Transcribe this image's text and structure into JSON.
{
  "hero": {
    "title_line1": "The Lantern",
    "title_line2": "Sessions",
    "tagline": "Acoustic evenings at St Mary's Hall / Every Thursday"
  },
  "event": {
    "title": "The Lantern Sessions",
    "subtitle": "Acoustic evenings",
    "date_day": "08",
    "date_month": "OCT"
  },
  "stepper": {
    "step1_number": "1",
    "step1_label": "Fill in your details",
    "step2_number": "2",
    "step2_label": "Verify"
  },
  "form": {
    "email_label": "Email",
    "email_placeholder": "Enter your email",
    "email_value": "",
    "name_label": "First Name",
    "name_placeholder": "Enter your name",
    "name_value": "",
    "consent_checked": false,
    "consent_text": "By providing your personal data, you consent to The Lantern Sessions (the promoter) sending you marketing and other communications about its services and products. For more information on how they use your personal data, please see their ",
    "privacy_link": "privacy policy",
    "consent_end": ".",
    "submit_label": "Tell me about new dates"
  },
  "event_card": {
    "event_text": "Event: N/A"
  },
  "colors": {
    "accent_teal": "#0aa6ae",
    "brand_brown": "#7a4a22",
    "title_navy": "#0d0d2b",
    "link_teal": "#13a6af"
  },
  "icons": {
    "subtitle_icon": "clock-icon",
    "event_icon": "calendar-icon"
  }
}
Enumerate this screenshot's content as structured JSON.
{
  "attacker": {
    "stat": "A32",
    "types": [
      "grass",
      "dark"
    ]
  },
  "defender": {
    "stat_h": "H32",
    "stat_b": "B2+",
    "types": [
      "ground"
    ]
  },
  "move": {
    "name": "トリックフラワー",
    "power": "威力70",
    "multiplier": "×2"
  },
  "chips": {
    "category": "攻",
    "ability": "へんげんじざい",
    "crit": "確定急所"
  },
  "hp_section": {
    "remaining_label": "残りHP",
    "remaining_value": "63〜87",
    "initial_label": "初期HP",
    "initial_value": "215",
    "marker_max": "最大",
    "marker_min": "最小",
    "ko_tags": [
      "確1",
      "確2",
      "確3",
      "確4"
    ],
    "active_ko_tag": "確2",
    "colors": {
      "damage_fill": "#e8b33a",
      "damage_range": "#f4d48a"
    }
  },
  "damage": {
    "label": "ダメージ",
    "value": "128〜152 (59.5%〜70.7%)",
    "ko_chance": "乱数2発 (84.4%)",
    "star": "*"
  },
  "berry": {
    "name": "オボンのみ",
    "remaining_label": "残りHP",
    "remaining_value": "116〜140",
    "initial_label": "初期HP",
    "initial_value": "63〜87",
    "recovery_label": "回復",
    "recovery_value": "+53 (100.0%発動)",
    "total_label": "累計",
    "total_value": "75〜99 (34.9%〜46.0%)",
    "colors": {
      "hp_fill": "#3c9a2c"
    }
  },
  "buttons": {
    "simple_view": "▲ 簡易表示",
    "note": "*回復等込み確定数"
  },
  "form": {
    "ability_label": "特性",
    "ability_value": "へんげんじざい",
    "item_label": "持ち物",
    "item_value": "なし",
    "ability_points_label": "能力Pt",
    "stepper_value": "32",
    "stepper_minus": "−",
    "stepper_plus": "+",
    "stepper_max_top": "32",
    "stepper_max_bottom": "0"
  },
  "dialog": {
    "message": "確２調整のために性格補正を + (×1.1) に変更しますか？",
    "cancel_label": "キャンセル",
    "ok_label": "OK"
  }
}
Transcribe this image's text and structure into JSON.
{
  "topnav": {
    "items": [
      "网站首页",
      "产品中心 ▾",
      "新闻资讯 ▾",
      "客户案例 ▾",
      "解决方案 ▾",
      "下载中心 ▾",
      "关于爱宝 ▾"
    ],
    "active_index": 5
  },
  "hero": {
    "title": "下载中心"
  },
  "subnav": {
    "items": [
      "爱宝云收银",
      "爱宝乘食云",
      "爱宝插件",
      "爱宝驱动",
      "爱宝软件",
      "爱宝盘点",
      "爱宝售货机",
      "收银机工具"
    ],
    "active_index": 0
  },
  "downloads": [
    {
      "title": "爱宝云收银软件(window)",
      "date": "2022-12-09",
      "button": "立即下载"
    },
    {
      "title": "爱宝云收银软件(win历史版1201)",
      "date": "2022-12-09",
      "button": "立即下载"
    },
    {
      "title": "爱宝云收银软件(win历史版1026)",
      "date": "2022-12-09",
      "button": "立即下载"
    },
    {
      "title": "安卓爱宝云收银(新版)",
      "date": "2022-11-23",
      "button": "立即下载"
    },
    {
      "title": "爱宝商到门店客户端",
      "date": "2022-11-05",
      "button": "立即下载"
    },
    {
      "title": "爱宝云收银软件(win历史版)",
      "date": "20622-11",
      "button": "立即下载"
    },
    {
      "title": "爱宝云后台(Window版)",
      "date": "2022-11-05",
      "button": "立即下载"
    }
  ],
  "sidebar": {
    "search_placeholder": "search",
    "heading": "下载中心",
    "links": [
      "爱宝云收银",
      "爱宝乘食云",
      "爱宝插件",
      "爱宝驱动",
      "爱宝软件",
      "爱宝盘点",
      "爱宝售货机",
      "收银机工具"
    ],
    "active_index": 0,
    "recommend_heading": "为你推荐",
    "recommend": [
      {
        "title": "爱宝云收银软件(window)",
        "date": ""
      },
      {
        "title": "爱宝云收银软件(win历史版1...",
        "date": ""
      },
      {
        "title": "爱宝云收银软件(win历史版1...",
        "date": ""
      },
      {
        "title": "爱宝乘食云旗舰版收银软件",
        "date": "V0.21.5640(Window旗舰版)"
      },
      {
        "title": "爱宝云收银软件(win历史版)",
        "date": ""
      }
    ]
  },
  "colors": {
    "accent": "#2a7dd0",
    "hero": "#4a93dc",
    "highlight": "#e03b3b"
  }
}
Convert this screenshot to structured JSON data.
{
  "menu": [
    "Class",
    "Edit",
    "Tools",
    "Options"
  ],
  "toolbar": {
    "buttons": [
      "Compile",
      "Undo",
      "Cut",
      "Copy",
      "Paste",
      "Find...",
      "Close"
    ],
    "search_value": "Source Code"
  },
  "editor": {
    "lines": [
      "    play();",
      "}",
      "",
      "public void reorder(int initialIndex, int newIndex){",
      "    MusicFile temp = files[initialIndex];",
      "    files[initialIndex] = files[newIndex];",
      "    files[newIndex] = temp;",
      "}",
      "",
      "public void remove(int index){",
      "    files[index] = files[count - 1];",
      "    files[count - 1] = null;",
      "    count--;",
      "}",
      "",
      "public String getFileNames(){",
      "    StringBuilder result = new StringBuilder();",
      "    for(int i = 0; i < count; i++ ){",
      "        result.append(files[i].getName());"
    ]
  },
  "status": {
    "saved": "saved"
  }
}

Short task.
Your task is to repeat the data exactly, with nothing left out.

Task solution.
Transcribe this image's text and structure into JSON.
{
  "hero": {
    "title_line1": "The Lantern",
    "title_line2": "Sessions",
    "tagline": "Acoustic evenings at St Mary's Hall / Every Thursday"
  },
  "event": {
    "title": "The Lantern Sessions",
    "subtitle": "Acoustic evenings",
    "date_day": "08",
    "date_month": "OCT"
  },
  "stepper": {
    "step1_number": "1",
    "step1_label": "Fill in your details",
    "step2_number": "2",
    "step2_label": "Verify"
  },
  "form": {
    "email_label": "Email",
    "email_placeholder": "Enter your email",
    "email_value": "",
    "name_label": "First Name",
    "name_placeholder": "Enter your name",
    "name_value": "",
    "consent_checked": false,
    "consent_text": "By providing your personal data, you consent to The Lantern Sessions (the promoter) sending you marketing and other communications about its services and products. For more information on how they use your personal data, please see their ",
    "privacy_link": "privacy policy",
    "consent_end": ".",
    "submit_label": "Tell me about new dates"
  },
  "event_card": {
    "event_text": "Event: N/A"
  },
  "colors": {
    "accent_teal": "#0aa6ae",
    "brand_brown": "#7a4a22",
    "title_navy": "#0d0d2b",
    "link_teal": "#13a6af"
  },
  "icons": {
    "subtitle_icon": "clock-icon",
    "event_icon": "calendar-icon"
  }
}
Enumerate this screenshot's content as structured JSON.
{
  "attacker": {
    "stat": "A32",
    "types": [
      "grass",
      "dark"
    ]
  },
  "defender": {
    "stat_h": "H32",
    "stat_b": "B2+",
    "types": [
      "ground"
    ]
  },
  "move": {
    "name": "トリックフラワー",
    "power": "威力70",
    "multiplier": "×2"
  },
  "chips": {
    "category": "攻",
    "ability": "へんげんじざい",
    "crit": "確定急所"
  },
  "hp_section": {
    "remaining_label": "残りHP",
    "remaining_value": "63〜87",
    "initial_label": "初期HP",
    "initial_value": "215",
    "marker_max": "最大",
    "marker_min": "最小",
    "ko_tags": [
      "確1",
      "確2",
      "確3",
      "確4"
    ],
    "active_ko_tag": "確2",
    "colors": {
      "damage_fill": "#e8b33a",
      "damage_range": "#f4d48a"
    }
  },
  "damage": {
    "label": "ダメージ",
    "value": "128〜152 (59.5%〜70.7%)",
    "ko_chance": "乱数2発 (84.4%)",
    "star": "*"
  },
  "berry": {
    "name": "オボンのみ",
    "remaining_label": "残りHP",
    "remaining_value": "116〜140",
    "initial_label": "初期HP",
    "initial_value": "63〜87",
    "recovery_label": "回復",
    "recovery_value": "+53 (100.0%発動)",
    "total_label": "累計",
    "total_value": "75〜99 (34.9%〜46.0%)",
    "colors": {
      "hp_fill": "#3c9a2c"
    }
  },
  "buttons": {
    "simple_view": "▲ 簡易表示",
    "note": "*回復等込み確定数"
  },
  "form": {
    "ability_label": "特性",
    "ability_value": "へんげんじざい",
    "item_label": "持ち物",
    "item_value": "なし",
    "ability_points_label": "能力Pt",
    "stepper_value": "32",
    "stepper_minus": "−",
    "stepper_plus": "+",
    "stepper_max_top": "32",
    "stepper_max_bottom": "0"
  },
  "dialog": {
    "message": "確２調整のために性格補正を + (×1.1) に変更しますか？",
    "cancel_label": "キャンセル",
    "ok_label": "OK"
  }
}
Transcribe this image's text and structure into JSON.
{
  "topnav": {
    "items": [
      "网站首页",
      "产品中心 ▾",
      "新闻资讯 ▾",
      "客户案例 ▾",
      "解决方案 ▾",
      "下载中心 ▾",
      "关于爱宝 ▾"
    ],
    "active_index": 5
  },
  "hero": {
    "title": "下载中心"
  },
  "subnav": {
    "items": [
      "爱宝云收银",
      "爱宝乘食云",
      "爱宝插件",
      "爱宝驱动",
      "爱宝软件",
      "爱宝盘点",
      "爱宝售货机",
      "收银机工具"
    ],
    "active_index": 0
  },
  "downloads": [
    {
      "title": "爱宝云收银软件(window)",
      "date": "2022-12-09",
      "button": "立即下载"
    },
    {
      "title": "爱宝云收银软件(win历史版1201)",
      "date": "2022-12-09",
      "button": "立即下载"
    },
    {
      "title": "爱宝云收银软件(win历史版1026)",
      "date": "2022-12-09",
      "button": "立即下载"
    },
    {
      "title": "安卓爱宝云收银(新版)",
      "date": "2022-11-23",
      "button": "立即下载"
    },
    {
      "title": "爱宝商到门店客户端",
      "date": "2022-11-05",
      "button": "立即下载"
    },
    {
      "title": "爱宝云收银软件(win历史版)",
      "date": "20622-11",
      "button": "立即下载"
    },
    {
      "title": "爱宝云后台(Window版)",
      "date": "2022-11-05",
      "button": "立即下载"
    }
  ],
  "sidebar": {
    "search_placeholder": "search",
    "heading": "下载中心",
    "links": [
      "爱宝云收银",
      "爱宝乘食云",
      "爱宝插件",
      "爱宝驱动",
      "爱宝软件",
      "爱宝盘点",
      "爱宝售货机",
      "收银机工具"
    ],
    "active_index": 0,
    "recommend_heading": "为你推荐",
    "recommend": [
      {
        "title": "爱宝云收银软件(window)",
        "date": ""
      },
      {
        "title": "爱宝云收银软件(win历史版1...",
        "date": ""
      },
      {
        "title": "爱宝云收银软件(win历史版1...",
        "date": ""
      },
      {
        "title": "爱宝乘食云旗舰版收银软件",
        "date": "V0.21.5640(Window旗舰版)"
      },
      {
        "title": "爱宝云收银软件(win历史版)",
        "date": ""
      }
    ]
  },
  "colors": {
    "accent": "#2a7dd0",
    "hero": "#4a93dc",
    "highlight": "#e03b3b"
  }
}
Convert this screenshot to structured JSON data.
{
  "menu": [
    "Class",
    "Edit",
    "Tools",
    "Options"
  ],
  "toolbar": {
    "buttons": [
      "Compile",
      "Undo",
      "Cut",
      "Copy",
      "Paste",
      "Find...",
      "Close"
    ],
    "search_value": "Source Code"
  },
  "editor": {
    "lines": [
      "    play();",
      "}",
      "",
      "public void reorder(int initialIndex, int newIndex){",
      "    MusicFile temp = files[initialIndex];",
      "    files[initialIndex] = files[newIndex];",
      "    files[newIndex] = temp;",
      "}",
      "",
      "public void remove(int index){",
      "    files[index] = files[count - 1];",
      "    files[count - 1] = null;",
      "    count--;",
      "}",
      "",
      "public String getFileNames(){",
      "    StringBuilder result = new StringBuilder();",
      "    for(int i = 0; i < count; i++ ){",
      "        result.append(files[i].getName());"
    ]
  },
  "status": {
    "saved": "saved"
  }
}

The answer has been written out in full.